## DATA EXCERPTS
——————————

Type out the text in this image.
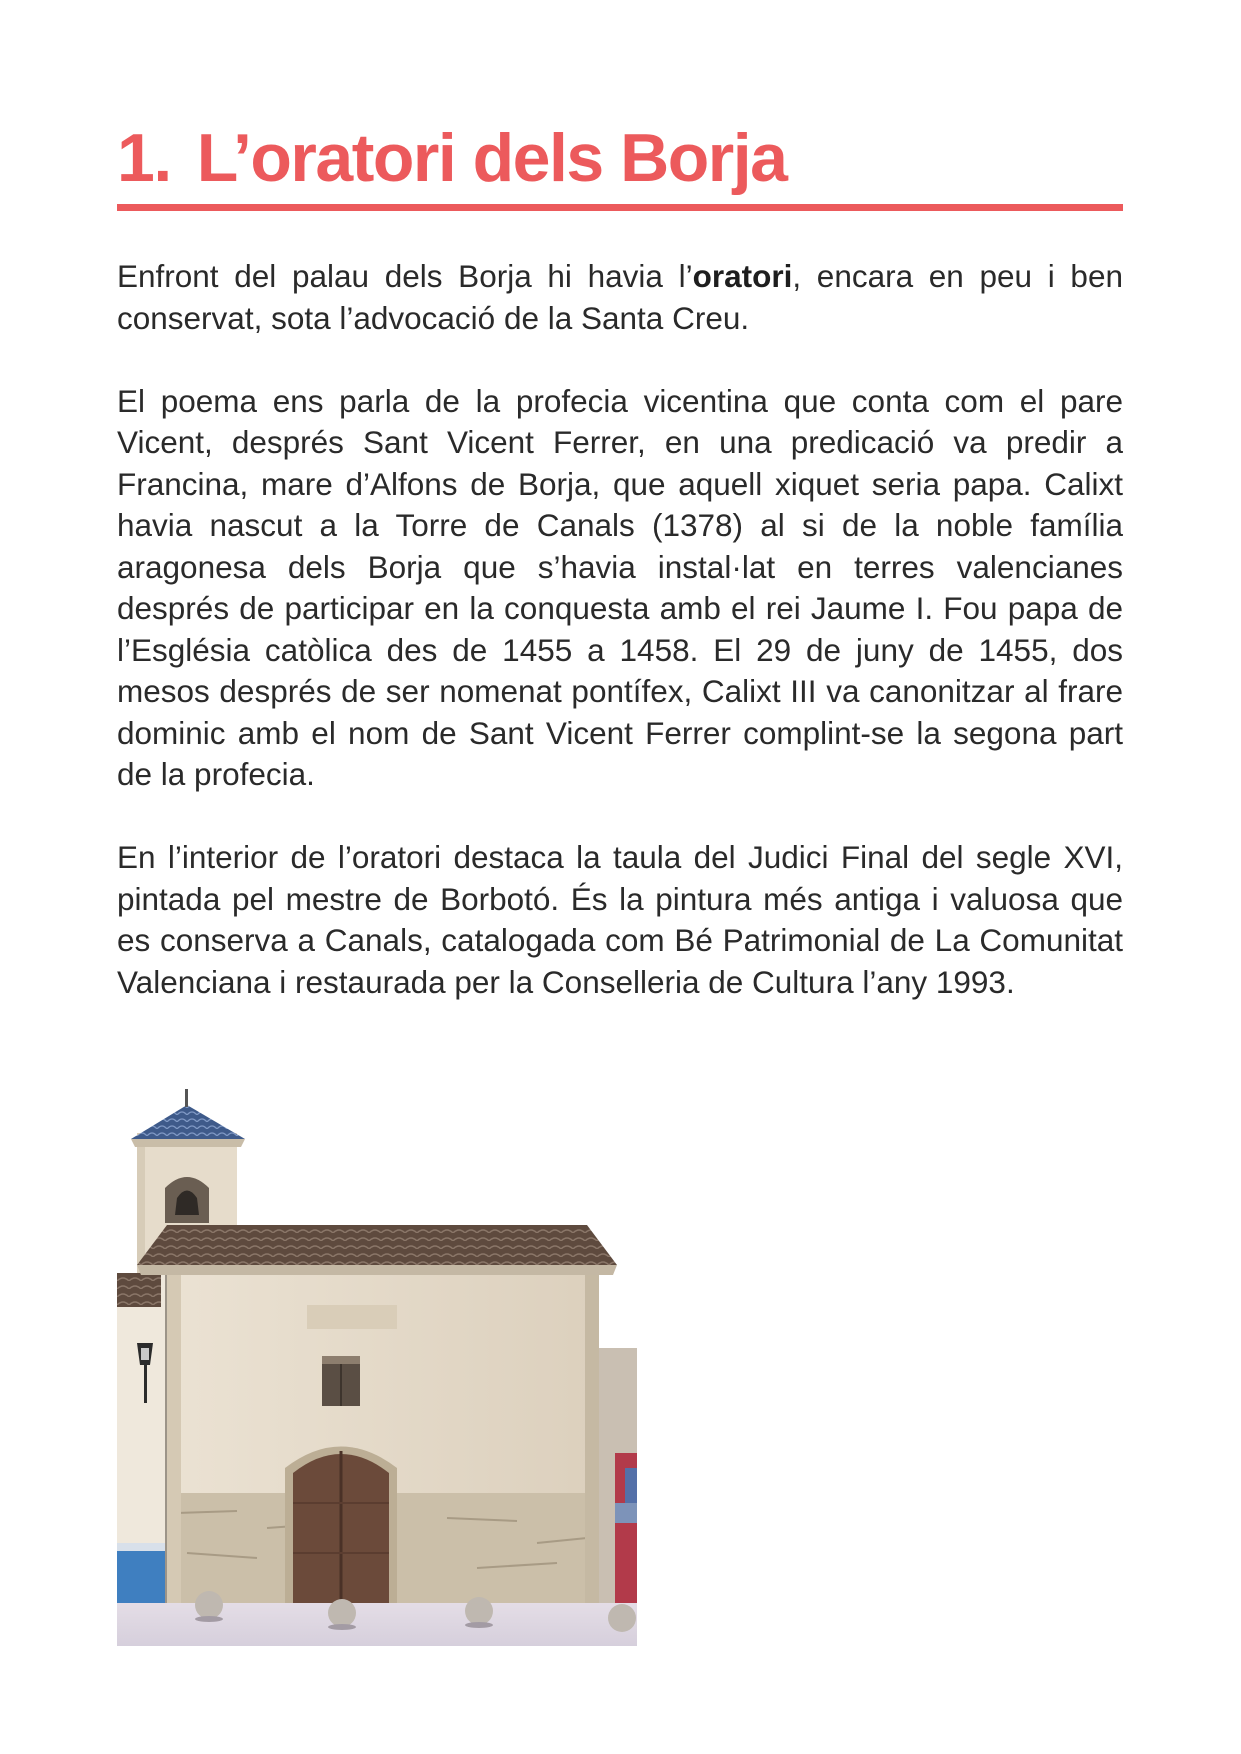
1. L’oratori dels Borja

Enfront del palau dels Borja hi havia l’oratori, encara en peu i ben conservat, sota l’advocació de la Santa Creu.

El poema ens parla de la profecia vicentina que conta com el pare Vicent, després Sant Vicent Ferrer, en una predicació va predir a Francina, mare d’Alfons de Borja, que aquell xiquet seria papa. Calixt havia nascut a la Torre de Canals (1378) al si de la noble família aragonesa dels Borja que s’havia instal·lat en terres valencianes després de participar en la conquesta amb el rei Jaume I. Fou papa de l’Església catòlica des de 1455 a 1458. El 29 de juny de 1455, dos mesos després de ser nomenat pontífex, Calixt III va canonitzar al frare dominic amb el nom de Sant Vicent Ferrer complint-se la segona part de la profecia.

En l’interior de l’oratori destaca la taula del Judici Final del segle XVI, pintada pel mestre de Borbotó. És la pintura més antiga i valuosa que es conserva a Canals, catalogada com Bé Patrimonial de La Comunitat Valenciana i restaurada per la Conselleria de Cultura l’any 1993.
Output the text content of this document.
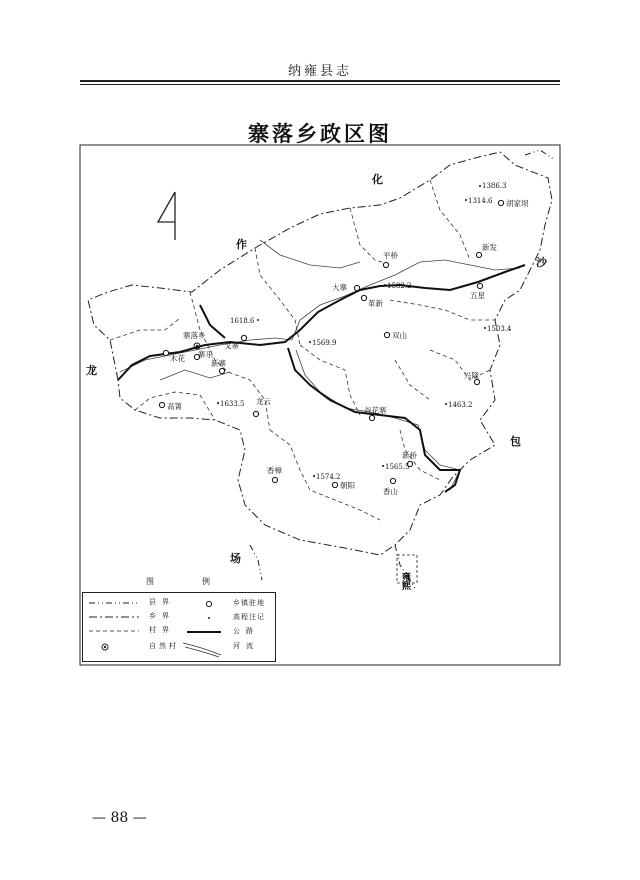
纳雍县志
寨落乡政区图
寨落乡
木花 寨乐
戈寨
新寨
高箐
龙云
平桥
大寨
革新
双山
新发
五星
胡家坝
兴隆
香樟
朝阳
谷花寨
新桥
香山
1386.3
1314.6
1582.2
1618.6
1569.9
1503.4
1633.5	1463.2
1574.2
1565.5
化
作
沙
龙
包
场
雍熙
图	例
县界	乡镇驻地
乡界	高程注记
村界	公路
自然村	河流
— 88 —
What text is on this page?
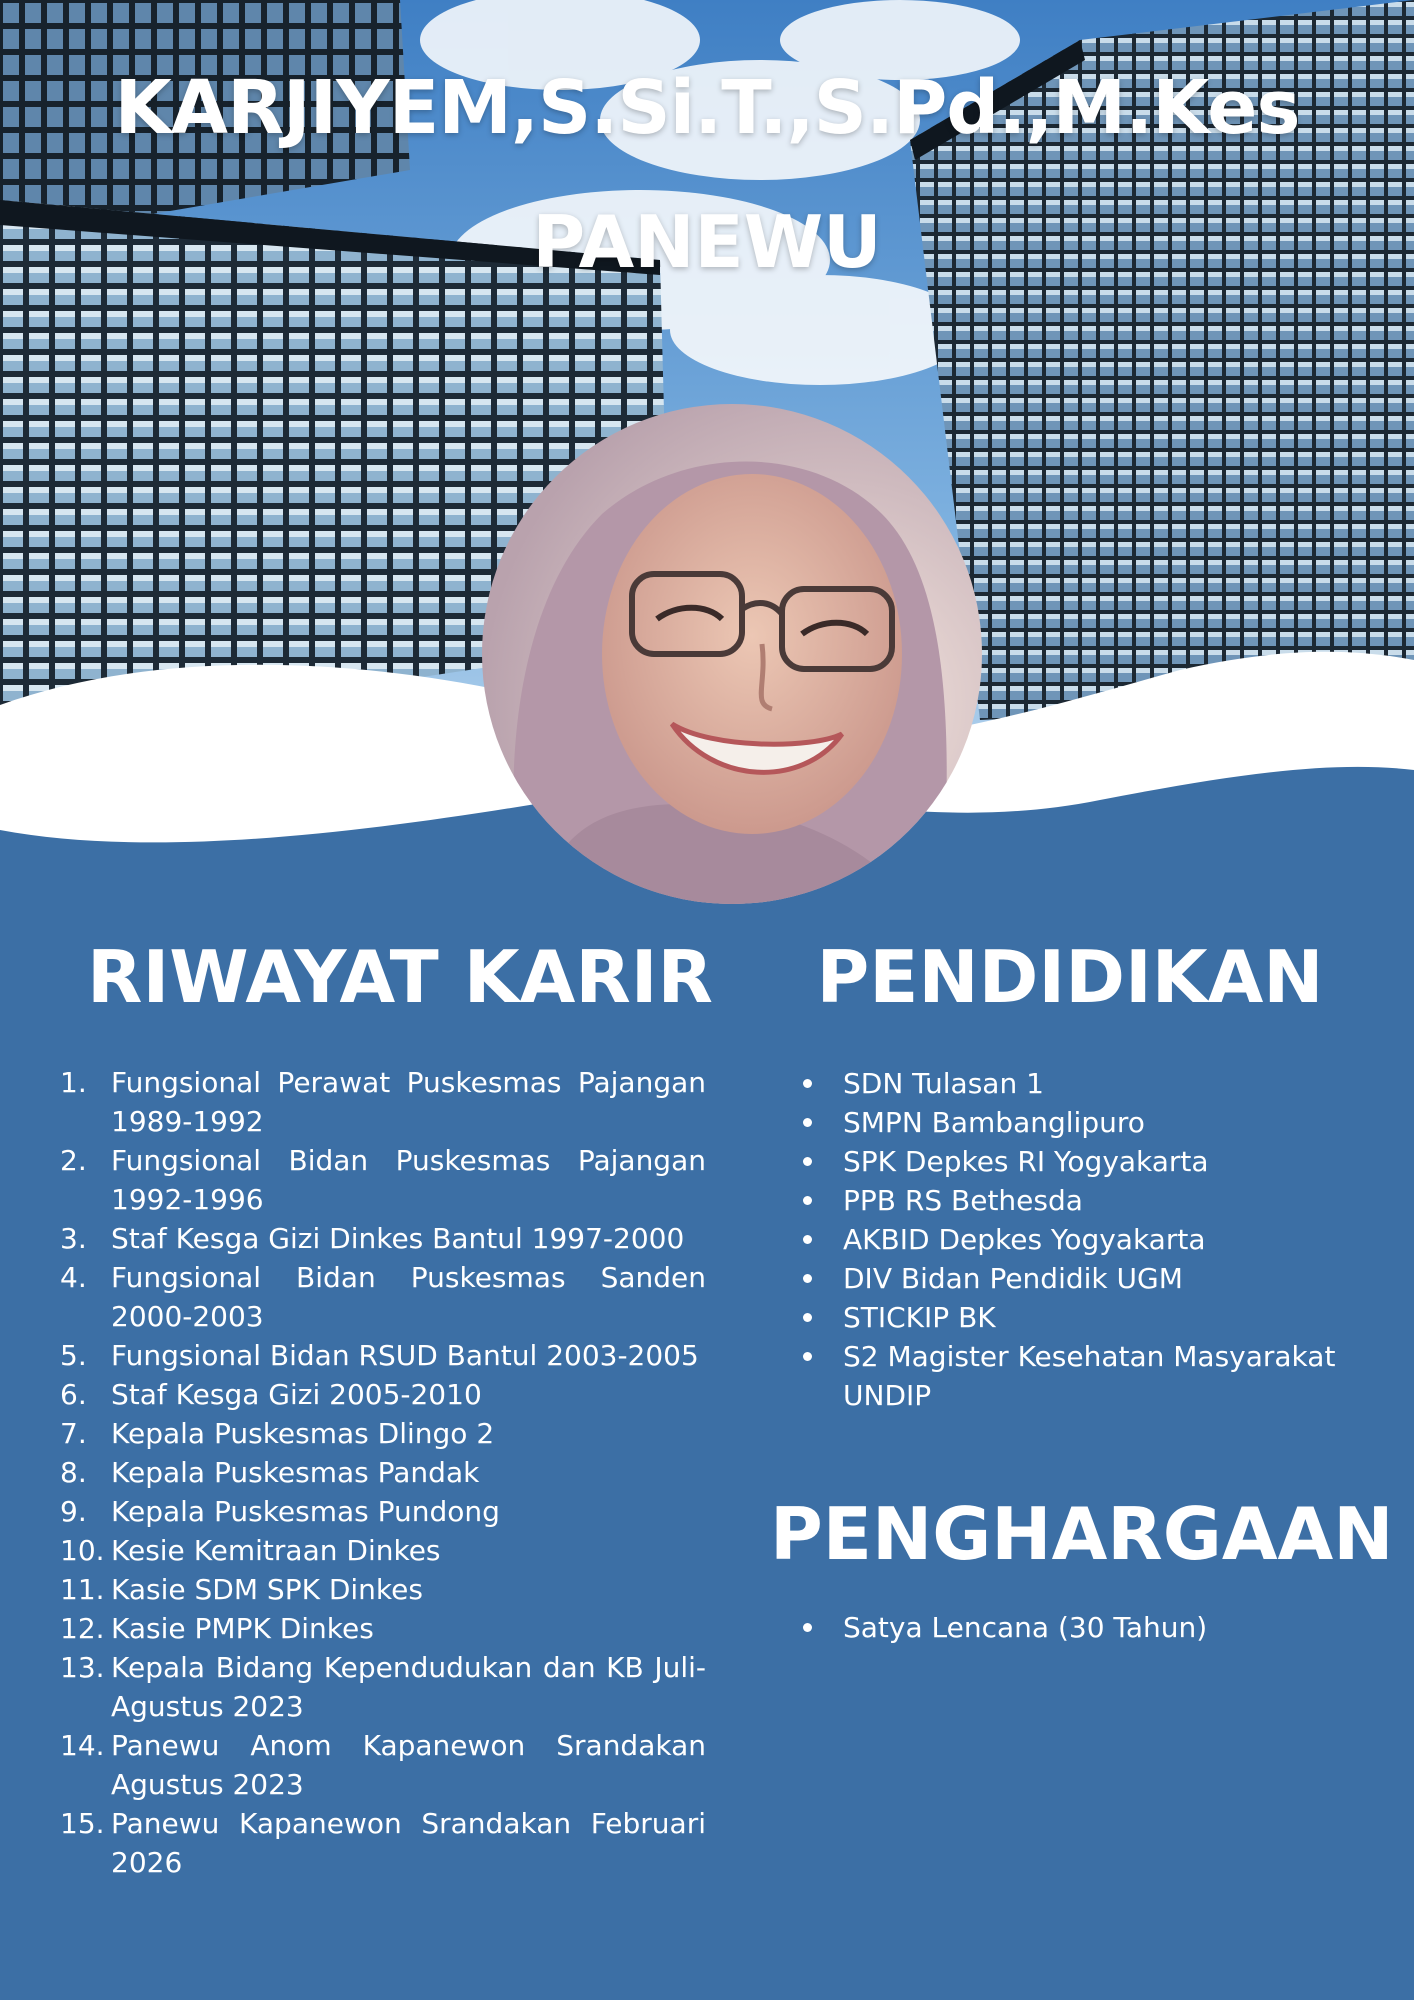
KARJIYEM,S.Si.T.,S.Pd.,M.Kes
PANEWU
RIWAYAT KARIR
1. Fungsional Perawat Puskesmas Pajangan 1989-1992
2. Fungsional Bidan Puskesmas Pajangan 1992-1996
3. Staf Kesga Gizi Dinkes Bantul 1997-2000
4. Fungsional Bidan Puskesmas Sanden 2000-2003
5. Fungsional Bidan RSUD Bantul 2003-2005
6. Staf Kesga Gizi 2005-2010
7. Kepala Puskesmas Dlingo 2
8. Kepala Puskesmas Pandak
9. Kepala Puskesmas Pundong
10. Kesie Kemitraan Dinkes
11. Kasie SDM SPK Dinkes
12. Kasie PMPK Dinkes
13. Kepala Bidang Kependudukan dan KB Juli-Agustus 2023
14. Panewu Anom Kapanewon Srandakan Agustus 2023
15. Panewu Kapanewon Srandakan Februari 2026
PENDIDIKAN
SDN Tulasan 1
SMPN Bambanglipuro
SPK Depkes RI Yogyakarta
PPB RS Bethesda
AKBID Depkes Yogyakarta
DIV Bidan Pendidik UGM
STICKIP BK
S2 Magister Kesehatan Masyarakat UNDIP
PENGHARGAAN
Satya Lencana (30 Tahun)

——————————

## TASK GOAL
Every entry above should be duplicated exactly. Do not include the images.

## THE SOLUTION
Type out the text in this image.
1. L’oratori dels Borja

Enfront del palau dels Borja hi havia l’oratori, encara en peu i ben conservat, sota l’advocació de la Santa Creu.

El poema ens parla de la profecia vicentina que conta com el pare Vicent, després Sant Vicent Ferrer, en una predicació va predir a Francina, mare d’Alfons de Borja, que aquell xiquet seria papa. Calixt havia nascut a la Torre de Canals (1378) al si de la noble família aragonesa dels Borja que s’havia instal·lat en terres valencianes després de participar en la conquesta amb el rei Jaume I. Fou papa de l’Església catòlica des de 1455 a 1458. El 29 de juny de 1455, dos mesos després de ser nomenat pontífex, Calixt III va canonitzar al frare dominic amb el nom de Sant Vicent Ferrer complint-se la segona part de la profecia.

En l’interior de l’oratori destaca la taula del Judici Final del segle XVI, pintada pel mestre de Borbotó. És la pintura més antiga i valuosa que es conserva a Canals, catalogada com Bé Patrimonial de La Comunitat Valenciana i restaurada per la Conselleria de Cultura l’any 1993.
Output the text content of this document.
纳雍县志
寨落乡政区图
寨落乡
木花 寨乐
戈寨
新寨
高箐
龙云
平桥
大寨
革新
双山
新发
五星
胡家坝
兴隆
香樟
朝阳
谷花寨
新桥
香山
1386.3
1314.6
1582.2
1618.6
1569.9
1503.4
1633.5	1463.2
1574.2
1565.5
化
作
沙
龙
包
场
雍熙
图	例
县界	乡镇驻地
乡界	高程注记
村界	公路
自然村	河流
— 88 —
What text is on this page?
KARJIYEM,S.Si.T.,S.Pd.,M.Kes
PANEWU
RIWAYAT KARIR
1. Fungsional Perawat Puskesmas Pajangan 1989-1992
2. Fungsional Bidan Puskesmas Pajangan 1992-1996
3. Staf Kesga Gizi Dinkes Bantul 1997-2000
4. Fungsional Bidan Puskesmas Sanden 2000-2003
5. Fungsional Bidan RSUD Bantul 2003-2005
6. Staf Kesga Gizi 2005-2010
7. Kepala Puskesmas Dlingo 2
8. Kepala Puskesmas Pandak
9. Kepala Puskesmas Pundong
10. Kesie Kemitraan Dinkes
11. Kasie SDM SPK Dinkes
12. Kasie PMPK Dinkes
13. Kepala Bidang Kependudukan dan KB Juli-Agustus 2023
14. Panewu Anom Kapanewon Srandakan Agustus 2023
15. Panewu Kapanewon Srandakan Februari 2026
PENDIDIKAN
SDN Tulasan 1
SMPN Bambanglipuro
SPK Depkes RI Yogyakarta
PPB RS Bethesda
AKBID Depkes Yogyakarta
DIV Bidan Pendidik UGM
STICKIP BK
S2 Magister Kesehatan Masyarakat UNDIP
PENGHARGAAN
Satya Lencana (30 Tahun)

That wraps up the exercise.